(Records about charts and figures)
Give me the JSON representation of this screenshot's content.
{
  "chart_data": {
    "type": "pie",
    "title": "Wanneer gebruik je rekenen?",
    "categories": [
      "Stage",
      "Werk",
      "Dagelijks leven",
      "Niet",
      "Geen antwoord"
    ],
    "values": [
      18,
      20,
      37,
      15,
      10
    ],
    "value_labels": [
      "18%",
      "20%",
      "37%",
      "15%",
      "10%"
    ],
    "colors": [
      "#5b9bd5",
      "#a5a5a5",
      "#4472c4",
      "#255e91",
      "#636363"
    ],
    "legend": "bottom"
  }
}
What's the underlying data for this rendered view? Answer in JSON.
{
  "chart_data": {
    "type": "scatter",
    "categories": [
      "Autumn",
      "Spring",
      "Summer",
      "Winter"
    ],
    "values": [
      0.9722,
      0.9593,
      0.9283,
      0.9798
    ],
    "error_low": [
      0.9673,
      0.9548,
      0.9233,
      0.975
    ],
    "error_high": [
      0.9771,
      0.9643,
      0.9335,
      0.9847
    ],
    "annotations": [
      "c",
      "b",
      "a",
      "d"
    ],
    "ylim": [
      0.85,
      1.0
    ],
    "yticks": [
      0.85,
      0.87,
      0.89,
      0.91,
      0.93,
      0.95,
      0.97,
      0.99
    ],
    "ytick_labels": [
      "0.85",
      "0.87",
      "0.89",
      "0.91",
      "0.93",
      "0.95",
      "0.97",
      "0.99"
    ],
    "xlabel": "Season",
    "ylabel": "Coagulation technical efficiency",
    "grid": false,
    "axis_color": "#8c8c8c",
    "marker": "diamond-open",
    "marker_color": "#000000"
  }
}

What the exercise asks:
Show each line in the entries that holds the string "JSON".

Task solution:
Give me the JSON representation of this screenshot's content.
What's the underlying data for this rendered view? Answer in JSON.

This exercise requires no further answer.